**STATED GOAL**
In the listing below, please print the line that contains "What text is on this page?" and every line that follows it, exactly.

Begin DATA FOR PROCESSING

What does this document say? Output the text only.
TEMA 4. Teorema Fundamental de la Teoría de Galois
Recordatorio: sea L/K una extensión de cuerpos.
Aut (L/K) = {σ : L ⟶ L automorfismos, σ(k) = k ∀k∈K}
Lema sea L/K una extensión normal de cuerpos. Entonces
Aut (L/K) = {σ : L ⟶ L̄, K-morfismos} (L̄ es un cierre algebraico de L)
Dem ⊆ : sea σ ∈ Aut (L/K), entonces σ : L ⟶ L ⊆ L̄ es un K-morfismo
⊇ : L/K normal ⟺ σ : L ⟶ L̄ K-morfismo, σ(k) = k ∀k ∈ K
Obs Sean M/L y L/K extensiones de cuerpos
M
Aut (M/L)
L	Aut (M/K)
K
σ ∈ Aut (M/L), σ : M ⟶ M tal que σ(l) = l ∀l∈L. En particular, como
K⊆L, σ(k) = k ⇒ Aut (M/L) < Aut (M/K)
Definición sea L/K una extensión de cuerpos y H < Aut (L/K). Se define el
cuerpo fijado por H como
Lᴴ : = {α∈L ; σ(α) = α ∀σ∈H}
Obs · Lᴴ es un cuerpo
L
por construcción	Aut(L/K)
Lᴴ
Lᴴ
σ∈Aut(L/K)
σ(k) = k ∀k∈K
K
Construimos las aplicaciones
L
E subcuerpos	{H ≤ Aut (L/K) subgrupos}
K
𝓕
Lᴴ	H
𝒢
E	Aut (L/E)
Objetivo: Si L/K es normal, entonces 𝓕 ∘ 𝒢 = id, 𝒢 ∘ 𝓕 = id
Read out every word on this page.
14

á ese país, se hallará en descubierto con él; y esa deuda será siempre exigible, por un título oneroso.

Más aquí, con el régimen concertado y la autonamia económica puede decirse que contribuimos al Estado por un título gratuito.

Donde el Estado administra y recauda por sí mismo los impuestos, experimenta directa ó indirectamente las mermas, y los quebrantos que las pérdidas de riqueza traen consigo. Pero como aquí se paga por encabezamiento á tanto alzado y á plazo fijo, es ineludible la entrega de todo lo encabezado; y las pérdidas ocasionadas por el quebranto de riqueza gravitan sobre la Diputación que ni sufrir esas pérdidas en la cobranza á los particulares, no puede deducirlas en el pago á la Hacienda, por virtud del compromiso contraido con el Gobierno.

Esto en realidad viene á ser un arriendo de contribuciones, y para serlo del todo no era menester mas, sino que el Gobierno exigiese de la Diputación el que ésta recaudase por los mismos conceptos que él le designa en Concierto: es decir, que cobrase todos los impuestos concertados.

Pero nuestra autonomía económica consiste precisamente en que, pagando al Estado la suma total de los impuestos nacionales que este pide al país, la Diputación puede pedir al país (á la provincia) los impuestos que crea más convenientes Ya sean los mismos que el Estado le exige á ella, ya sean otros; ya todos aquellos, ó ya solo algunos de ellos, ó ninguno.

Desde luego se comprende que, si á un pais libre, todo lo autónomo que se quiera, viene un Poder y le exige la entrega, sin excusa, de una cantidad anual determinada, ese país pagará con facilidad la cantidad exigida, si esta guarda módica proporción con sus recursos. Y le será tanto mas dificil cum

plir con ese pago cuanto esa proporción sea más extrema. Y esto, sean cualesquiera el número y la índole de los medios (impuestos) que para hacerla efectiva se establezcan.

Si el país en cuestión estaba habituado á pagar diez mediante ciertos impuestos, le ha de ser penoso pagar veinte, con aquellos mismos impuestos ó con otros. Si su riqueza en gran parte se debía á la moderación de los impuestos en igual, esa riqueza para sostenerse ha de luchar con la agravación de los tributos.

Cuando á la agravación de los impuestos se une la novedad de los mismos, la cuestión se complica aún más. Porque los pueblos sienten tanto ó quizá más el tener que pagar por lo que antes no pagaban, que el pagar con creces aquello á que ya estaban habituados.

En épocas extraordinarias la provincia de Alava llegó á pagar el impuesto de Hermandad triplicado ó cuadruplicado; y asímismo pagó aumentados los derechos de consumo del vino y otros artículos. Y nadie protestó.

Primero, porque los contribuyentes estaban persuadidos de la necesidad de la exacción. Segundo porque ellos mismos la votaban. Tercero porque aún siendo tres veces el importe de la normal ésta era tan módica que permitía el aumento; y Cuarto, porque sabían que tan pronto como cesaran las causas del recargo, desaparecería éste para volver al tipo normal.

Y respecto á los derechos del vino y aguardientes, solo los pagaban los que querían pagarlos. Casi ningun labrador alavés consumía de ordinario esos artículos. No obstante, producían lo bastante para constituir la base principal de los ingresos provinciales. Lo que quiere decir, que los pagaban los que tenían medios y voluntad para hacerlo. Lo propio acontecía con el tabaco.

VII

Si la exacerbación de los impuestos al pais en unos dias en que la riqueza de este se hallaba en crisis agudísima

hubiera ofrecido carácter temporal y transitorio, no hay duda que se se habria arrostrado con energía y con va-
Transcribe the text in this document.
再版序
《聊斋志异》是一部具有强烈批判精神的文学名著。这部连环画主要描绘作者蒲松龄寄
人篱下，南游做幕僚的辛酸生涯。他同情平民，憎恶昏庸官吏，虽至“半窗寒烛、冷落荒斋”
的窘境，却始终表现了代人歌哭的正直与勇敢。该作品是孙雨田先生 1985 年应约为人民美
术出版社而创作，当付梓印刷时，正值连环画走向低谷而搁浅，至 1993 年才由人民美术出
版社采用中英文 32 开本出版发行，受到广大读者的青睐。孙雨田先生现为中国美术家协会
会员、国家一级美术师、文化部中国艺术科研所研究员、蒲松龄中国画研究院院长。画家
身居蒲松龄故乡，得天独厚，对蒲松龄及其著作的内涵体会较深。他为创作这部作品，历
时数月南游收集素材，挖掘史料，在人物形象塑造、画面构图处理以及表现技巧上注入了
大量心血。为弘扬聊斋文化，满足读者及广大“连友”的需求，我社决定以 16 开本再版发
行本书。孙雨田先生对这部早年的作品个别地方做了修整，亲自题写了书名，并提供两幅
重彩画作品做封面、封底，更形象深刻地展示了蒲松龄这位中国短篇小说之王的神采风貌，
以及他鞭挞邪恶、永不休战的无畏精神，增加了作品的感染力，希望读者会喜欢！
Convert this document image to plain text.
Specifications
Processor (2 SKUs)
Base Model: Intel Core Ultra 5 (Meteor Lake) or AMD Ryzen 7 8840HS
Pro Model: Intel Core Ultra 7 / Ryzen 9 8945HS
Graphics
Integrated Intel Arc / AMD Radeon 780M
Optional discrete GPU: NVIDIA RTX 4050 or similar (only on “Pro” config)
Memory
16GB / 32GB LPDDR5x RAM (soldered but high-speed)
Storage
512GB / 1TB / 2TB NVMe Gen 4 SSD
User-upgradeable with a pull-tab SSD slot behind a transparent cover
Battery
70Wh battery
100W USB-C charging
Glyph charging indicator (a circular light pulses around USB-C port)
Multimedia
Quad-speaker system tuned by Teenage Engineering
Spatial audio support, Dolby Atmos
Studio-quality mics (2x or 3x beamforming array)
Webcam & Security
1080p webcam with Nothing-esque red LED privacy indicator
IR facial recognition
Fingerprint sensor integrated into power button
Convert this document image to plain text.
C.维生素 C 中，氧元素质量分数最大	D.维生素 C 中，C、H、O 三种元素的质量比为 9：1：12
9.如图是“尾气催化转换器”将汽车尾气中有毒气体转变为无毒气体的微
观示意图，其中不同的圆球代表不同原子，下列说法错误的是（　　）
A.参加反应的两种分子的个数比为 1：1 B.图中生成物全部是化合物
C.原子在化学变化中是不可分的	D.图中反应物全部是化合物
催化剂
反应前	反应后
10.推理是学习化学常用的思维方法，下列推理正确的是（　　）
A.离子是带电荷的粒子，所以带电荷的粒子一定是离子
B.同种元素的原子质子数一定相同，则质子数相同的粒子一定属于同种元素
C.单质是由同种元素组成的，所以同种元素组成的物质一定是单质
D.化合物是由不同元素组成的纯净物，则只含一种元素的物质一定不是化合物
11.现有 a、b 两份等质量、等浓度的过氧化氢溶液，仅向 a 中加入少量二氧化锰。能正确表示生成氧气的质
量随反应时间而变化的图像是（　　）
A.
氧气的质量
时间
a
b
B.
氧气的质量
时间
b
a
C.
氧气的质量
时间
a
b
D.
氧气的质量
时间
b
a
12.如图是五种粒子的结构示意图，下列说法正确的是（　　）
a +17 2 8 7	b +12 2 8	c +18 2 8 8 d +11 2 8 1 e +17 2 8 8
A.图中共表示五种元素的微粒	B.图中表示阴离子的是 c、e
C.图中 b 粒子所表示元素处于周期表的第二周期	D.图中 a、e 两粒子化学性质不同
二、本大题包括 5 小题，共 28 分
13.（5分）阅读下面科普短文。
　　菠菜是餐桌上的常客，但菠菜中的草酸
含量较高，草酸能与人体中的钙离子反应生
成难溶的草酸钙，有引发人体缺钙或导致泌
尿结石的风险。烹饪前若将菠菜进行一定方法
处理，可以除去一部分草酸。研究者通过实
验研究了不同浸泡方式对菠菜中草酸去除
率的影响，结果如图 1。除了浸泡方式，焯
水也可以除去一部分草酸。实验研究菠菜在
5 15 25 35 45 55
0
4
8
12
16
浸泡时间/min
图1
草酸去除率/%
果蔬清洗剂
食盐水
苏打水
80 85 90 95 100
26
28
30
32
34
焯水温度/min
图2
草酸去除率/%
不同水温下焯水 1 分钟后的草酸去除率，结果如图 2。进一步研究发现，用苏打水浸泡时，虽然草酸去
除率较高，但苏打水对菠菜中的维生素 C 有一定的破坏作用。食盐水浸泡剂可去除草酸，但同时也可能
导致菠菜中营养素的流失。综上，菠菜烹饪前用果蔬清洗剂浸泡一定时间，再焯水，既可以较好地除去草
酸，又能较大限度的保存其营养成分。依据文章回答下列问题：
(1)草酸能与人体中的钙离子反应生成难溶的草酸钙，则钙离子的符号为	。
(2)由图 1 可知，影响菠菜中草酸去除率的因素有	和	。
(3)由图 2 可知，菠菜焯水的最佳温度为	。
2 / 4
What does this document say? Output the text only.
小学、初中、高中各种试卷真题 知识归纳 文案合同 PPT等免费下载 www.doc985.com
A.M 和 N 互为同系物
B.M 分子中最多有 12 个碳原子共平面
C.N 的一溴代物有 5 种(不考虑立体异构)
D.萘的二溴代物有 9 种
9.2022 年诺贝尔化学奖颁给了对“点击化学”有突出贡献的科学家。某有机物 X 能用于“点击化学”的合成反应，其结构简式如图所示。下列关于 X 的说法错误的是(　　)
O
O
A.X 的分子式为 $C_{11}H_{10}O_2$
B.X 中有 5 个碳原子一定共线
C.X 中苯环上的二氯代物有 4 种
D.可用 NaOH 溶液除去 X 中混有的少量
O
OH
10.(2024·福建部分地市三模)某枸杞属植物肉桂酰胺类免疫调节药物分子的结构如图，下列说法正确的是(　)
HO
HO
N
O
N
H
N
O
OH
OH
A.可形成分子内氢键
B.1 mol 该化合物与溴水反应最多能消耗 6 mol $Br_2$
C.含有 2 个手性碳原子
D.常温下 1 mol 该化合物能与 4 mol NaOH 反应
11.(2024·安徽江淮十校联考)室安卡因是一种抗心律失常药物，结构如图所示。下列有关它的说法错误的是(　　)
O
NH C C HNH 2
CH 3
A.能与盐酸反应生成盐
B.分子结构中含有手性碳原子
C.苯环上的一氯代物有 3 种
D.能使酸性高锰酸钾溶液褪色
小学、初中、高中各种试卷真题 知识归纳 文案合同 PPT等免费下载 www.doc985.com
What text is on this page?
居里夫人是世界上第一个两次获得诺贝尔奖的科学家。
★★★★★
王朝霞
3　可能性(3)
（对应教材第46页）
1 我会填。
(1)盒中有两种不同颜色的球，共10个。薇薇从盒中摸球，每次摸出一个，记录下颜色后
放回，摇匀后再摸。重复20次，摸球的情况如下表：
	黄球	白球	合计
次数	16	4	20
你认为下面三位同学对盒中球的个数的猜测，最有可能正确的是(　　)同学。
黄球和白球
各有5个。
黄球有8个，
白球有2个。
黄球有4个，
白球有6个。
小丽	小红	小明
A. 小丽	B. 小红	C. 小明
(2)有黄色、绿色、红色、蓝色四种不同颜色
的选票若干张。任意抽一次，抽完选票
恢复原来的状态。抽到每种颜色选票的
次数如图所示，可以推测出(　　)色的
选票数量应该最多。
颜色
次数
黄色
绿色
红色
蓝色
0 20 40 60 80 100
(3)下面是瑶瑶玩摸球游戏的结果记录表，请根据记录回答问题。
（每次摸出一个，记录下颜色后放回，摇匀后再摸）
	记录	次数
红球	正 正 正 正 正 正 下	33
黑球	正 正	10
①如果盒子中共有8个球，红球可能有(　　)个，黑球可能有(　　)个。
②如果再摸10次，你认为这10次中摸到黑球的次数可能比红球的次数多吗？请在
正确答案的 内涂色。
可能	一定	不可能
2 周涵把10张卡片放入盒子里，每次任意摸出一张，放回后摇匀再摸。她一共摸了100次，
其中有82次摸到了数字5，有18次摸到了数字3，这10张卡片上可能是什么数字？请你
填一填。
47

End DATA FOR PROCESSING

**RESULT OF THE TASK**
What text is on this page?
居里夫人是世界上第一个两次获得诺贝尔奖的科学家。
★★★★★
王朝霞
3　可能性(3)
（对应教材第46页）
1 我会填。
(1)盒中有两种不同颜色的球，共10个。薇薇从盒中摸球，每次摸出一个，记录下颜色后
放回，摇匀后再摸。重复20次，摸球的情况如下表：
	黄球	白球	合计
次数	16	4	20
你认为下面三位同学对盒中球的个数的猜测，最有可能正确的是(　　)同学。
黄球和白球
各有5个。
黄球有8个，
白球有2个。
黄球有4个，
白球有6个。
小丽	小红	小明
A. 小丽	B. 小红	C. 小明
(2)有黄色、绿色、红色、蓝色四种不同颜色
的选票若干张。任意抽一次，抽完选票
恢复原来的状态。抽到每种颜色选票的
次数如图所示，可以推测出(　　)色的
选票数量应该最多。
颜色
次数
黄色
绿色
红色
蓝色
0 20 40 60 80 100
(3)下面是瑶瑶玩摸球游戏的结果记录表，请根据记录回答问题。
（每次摸出一个，记录下颜色后放回，摇匀后再摸）
	记录	次数
红球	正 正 正 正 正 正 下	33
黑球	正 正	10
①如果盒子中共有8个球，红球可能有(　　)个，黑球可能有(　　)个。
②如果再摸10次，你认为这10次中摸到黑球的次数可能比红球的次数多吗？请在
正确答案的 内涂色。
可能	一定	不可能
2 周涵把10张卡片放入盒子里，每次任意摸出一张，放回后摇匀再摸。她一共摸了100次，
其中有82次摸到了数字5，有18次摸到了数字3，这10张卡片上可能是什么数字？请你
填一填。
47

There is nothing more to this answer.